═════ Material supplied ═════

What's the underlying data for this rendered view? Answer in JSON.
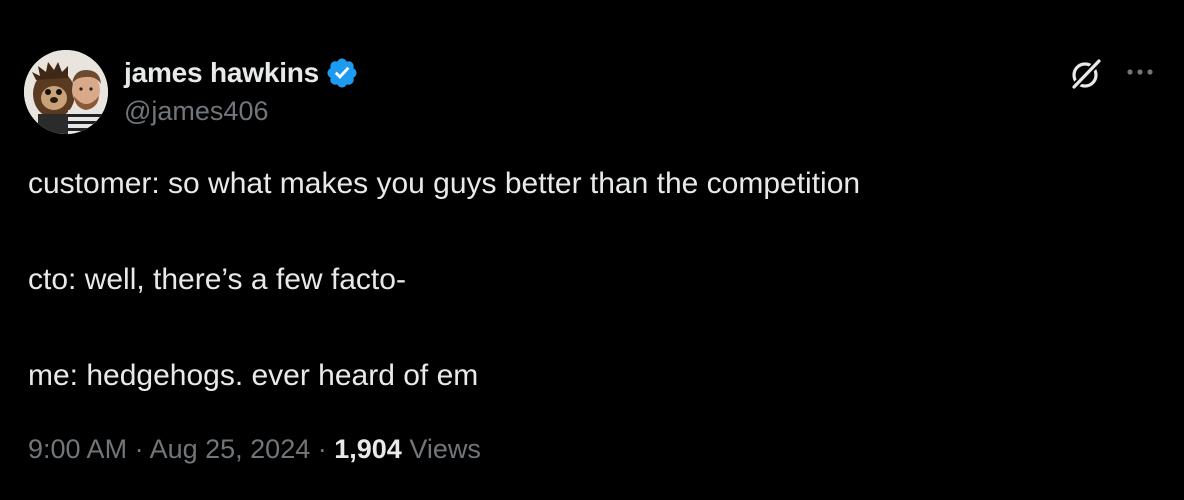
{
  "author": {
    "display_name": "james hawkins",
    "handle": "@james406",
    "verified": true,
    "avatar_icon": "avatar-photo"
  },
  "actions": {
    "grok_icon": "grok-icon",
    "more_icon": "more-horizontal-icon"
  },
  "tweet": {
    "lines": [
      "customer: so what makes you guys better than the competition",
      "cto: well, there’s a few facto-",
      "me: hedgehogs. ever heard of em"
    ]
  },
  "meta": {
    "time": "9:00 AM",
    "separator1": " · ",
    "date": "Aug 25, 2024",
    "separator2": " · ",
    "views_count": "1,904",
    "views_label": "Views"
  },
  "colors": {
    "background": "#000000",
    "text_primary": "#e7e9ea",
    "text_secondary": "#71767b",
    "verified_blue": "#1d9bf0"
  }
}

═════

Task instructions: Pictures stay out; repeat all the rest of the records exactly.

Task answer:
What's the underlying data for this rendered view? Answer in JSON.
{
  "author": {
    "display_name": "james hawkins",
    "handle": "@james406",
    "verified": true,
    "avatar_icon": "avatar-photo"
  },
  "actions": {
    "grok_icon": "grok-icon",
    "more_icon": "more-horizontal-icon"
  },
  "tweet": {
    "lines": [
      "customer: so what makes you guys better than the competition",
      "cto: well, there’s a few facto-",
      "me: hedgehogs. ever heard of em"
    ]
  },
  "meta": {
    "time": "9:00 AM",
    "separator1": " · ",
    "date": "Aug 25, 2024",
    "separator2": " · ",
    "views_count": "1,904",
    "views_label": "Views"
  },
  "colors": {
    "background": "#000000",
    "text_primary": "#e7e9ea",
    "text_secondary": "#71767b",
    "verified_blue": "#1d9bf0"
  }
}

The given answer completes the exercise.